:: INSTRUCTIONS TO FOLLOW ::
Reproduce this listing in full.
# DATA SHOWN start
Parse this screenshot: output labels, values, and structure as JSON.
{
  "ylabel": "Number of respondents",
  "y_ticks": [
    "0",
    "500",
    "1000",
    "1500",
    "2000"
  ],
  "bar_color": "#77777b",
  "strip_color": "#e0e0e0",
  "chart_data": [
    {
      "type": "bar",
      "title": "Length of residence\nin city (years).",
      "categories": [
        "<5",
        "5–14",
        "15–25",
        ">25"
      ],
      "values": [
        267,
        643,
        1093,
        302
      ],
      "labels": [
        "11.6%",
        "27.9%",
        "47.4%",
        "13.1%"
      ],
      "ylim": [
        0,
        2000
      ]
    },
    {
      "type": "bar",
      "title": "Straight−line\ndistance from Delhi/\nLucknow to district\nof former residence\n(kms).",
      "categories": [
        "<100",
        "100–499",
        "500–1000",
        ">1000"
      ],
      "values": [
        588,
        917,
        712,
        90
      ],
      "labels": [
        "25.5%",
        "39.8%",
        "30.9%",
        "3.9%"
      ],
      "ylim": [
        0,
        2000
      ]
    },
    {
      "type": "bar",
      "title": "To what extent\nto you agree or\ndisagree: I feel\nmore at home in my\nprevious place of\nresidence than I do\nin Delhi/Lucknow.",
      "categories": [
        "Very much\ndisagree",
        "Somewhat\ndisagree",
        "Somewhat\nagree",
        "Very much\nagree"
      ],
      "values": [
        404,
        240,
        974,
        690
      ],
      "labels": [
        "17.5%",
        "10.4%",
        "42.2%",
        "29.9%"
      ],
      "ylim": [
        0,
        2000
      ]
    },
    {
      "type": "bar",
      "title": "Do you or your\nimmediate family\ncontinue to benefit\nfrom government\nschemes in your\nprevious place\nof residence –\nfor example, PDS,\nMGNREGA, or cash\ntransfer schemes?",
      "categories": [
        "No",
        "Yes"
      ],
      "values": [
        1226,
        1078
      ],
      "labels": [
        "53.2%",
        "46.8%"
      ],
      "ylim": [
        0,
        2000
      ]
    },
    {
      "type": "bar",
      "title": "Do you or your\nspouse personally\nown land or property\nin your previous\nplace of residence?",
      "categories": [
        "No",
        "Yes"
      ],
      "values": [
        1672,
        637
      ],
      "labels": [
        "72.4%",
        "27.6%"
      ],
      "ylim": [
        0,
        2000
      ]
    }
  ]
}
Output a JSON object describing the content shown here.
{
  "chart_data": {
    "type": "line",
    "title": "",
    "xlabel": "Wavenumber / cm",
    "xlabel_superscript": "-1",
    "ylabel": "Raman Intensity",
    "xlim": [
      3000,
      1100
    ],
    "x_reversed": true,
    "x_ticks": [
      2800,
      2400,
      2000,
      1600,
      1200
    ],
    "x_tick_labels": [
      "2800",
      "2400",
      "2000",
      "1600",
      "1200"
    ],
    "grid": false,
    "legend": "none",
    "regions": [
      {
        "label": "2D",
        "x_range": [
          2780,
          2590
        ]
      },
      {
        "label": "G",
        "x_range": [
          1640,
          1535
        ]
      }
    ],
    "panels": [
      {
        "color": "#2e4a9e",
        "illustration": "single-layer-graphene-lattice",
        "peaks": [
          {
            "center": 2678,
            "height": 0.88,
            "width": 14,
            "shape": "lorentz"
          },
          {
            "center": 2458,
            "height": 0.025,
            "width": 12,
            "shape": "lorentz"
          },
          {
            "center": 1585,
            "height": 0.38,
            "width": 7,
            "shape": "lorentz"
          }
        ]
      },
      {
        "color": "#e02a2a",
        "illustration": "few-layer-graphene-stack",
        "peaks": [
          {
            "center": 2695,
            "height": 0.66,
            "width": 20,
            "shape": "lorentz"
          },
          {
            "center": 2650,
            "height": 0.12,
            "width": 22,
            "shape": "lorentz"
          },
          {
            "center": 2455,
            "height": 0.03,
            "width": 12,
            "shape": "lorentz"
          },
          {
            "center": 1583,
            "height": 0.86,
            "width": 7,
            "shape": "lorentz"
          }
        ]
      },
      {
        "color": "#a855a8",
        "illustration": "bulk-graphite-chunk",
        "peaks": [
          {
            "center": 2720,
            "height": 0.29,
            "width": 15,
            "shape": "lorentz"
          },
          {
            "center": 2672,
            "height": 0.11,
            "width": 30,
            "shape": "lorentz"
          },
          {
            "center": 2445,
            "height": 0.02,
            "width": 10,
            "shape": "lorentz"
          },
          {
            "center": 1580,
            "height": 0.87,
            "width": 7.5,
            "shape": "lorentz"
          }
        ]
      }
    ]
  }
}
# DATA SHOWN end
:: CORRECT RESULT ::
Parse this screenshot: output labels, values, and structure as JSON.
{
  "ylabel": "Number of respondents",
  "y_ticks": [
    "0",
    "500",
    "1000",
    "1500",
    "2000"
  ],
  "bar_color": "#77777b",
  "strip_color": "#e0e0e0",
  "chart_data": [
    {
      "type": "bar",
      "title": "Length of residence\nin city (years).",
      "categories": [
        "<5",
        "5–14",
        "15–25",
        ">25"
      ],
      "values": [
        267,
        643,
        1093,
        302
      ],
      "labels": [
        "11.6%",
        "27.9%",
        "47.4%",
        "13.1%"
      ],
      "ylim": [
        0,
        2000
      ]
    },
    {
      "type": "bar",
      "title": "Straight−line\ndistance from Delhi/\nLucknow to district\nof former residence\n(kms).",
      "categories": [
        "<100",
        "100–499",
        "500–1000",
        ">1000"
      ],
      "values": [
        588,
        917,
        712,
        90
      ],
      "labels": [
        "25.5%",
        "39.8%",
        "30.9%",
        "3.9%"
      ],
      "ylim": [
        0,
        2000
      ]
    },
    {
      "type": "bar",
      "title": "To what extent\nto you agree or\ndisagree: I feel\nmore at home in my\nprevious place of\nresidence than I do\nin Delhi/Lucknow.",
      "categories": [
        "Very much\ndisagree",
        "Somewhat\ndisagree",
        "Somewhat\nagree",
        "Very much\nagree"
      ],
      "values": [
        404,
        240,
        974,
        690
      ],
      "labels": [
        "17.5%",
        "10.4%",
        "42.2%",
        "29.9%"
      ],
      "ylim": [
        0,
        2000
      ]
    },
    {
      "type": "bar",
      "title": "Do you or your\nimmediate family\ncontinue to benefit\nfrom government\nschemes in your\nprevious place\nof residence –\nfor example, PDS,\nMGNREGA, or cash\ntransfer schemes?",
      "categories": [
        "No",
        "Yes"
      ],
      "values": [
        1226,
        1078
      ],
      "labels": [
        "53.2%",
        "46.8%"
      ],
      "ylim": [
        0,
        2000
      ]
    },
    {
      "type": "bar",
      "title": "Do you or your\nspouse personally\nown land or property\nin your previous\nplace of residence?",
      "categories": [
        "No",
        "Yes"
      ],
      "values": [
        1672,
        637
      ],
      "labels": [
        "72.4%",
        "27.6%"
      ],
      "ylim": [
        0,
        2000
      ]
    }
  ]
}
Output a JSON object describing the content shown here.
{
  "chart_data": {
    "type": "line",
    "title": "",
    "xlabel": "Wavenumber / cm",
    "xlabel_superscript": "-1",
    "ylabel": "Raman Intensity",
    "xlim": [
      3000,
      1100
    ],
    "x_reversed": true,
    "x_ticks": [
      2800,
      2400,
      2000,
      1600,
      1200
    ],
    "x_tick_labels": [
      "2800",
      "2400",
      "2000",
      "1600",
      "1200"
    ],
    "grid": false,
    "legend": "none",
    "regions": [
      {
        "label": "2D",
        "x_range": [
          2780,
          2590
        ]
      },
      {
        "label": "G",
        "x_range": [
          1640,
          1535
        ]
      }
    ],
    "panels": [
      {
        "color": "#2e4a9e",
        "illustration": "single-layer-graphene-lattice",
        "peaks": [
          {
            "center": 2678,
            "height": 0.88,
            "width": 14,
            "shape": "lorentz"
          },
          {
            "center": 2458,
            "height": 0.025,
            "width": 12,
            "shape": "lorentz"
          },
          {
            "center": 1585,
            "height": 0.38,
            "width": 7,
            "shape": "lorentz"
          }
        ]
      },
      {
        "color": "#e02a2a",
        "illustration": "few-layer-graphene-stack",
        "peaks": [
          {
            "center": 2695,
            "height": 0.66,
            "width": 20,
            "shape": "lorentz"
          },
          {
            "center": 2650,
            "height": 0.12,
            "width": 22,
            "shape": "lorentz"
          },
          {
            "center": 2455,
            "height": 0.03,
            "width": 12,
            "shape": "lorentz"
          },
          {
            "center": 1583,
            "height": 0.86,
            "width": 7,
            "shape": "lorentz"
          }
        ]
      },
      {
        "color": "#a855a8",
        "illustration": "bulk-graphite-chunk",
        "peaks": [
          {
            "center": 2720,
            "height": 0.29,
            "width": 15,
            "shape": "lorentz"
          },
          {
            "center": 2672,
            "height": 0.11,
            "width": 30,
            "shape": "lorentz"
          },
          {
            "center": 2445,
            "height": 0.02,
            "width": 10,
            "shape": "lorentz"
          },
          {
            "center": 1580,
            "height": 0.87,
            "width": 7.5,
            "shape": "lorentz"
          }
        ]
      }
    ]
  }
}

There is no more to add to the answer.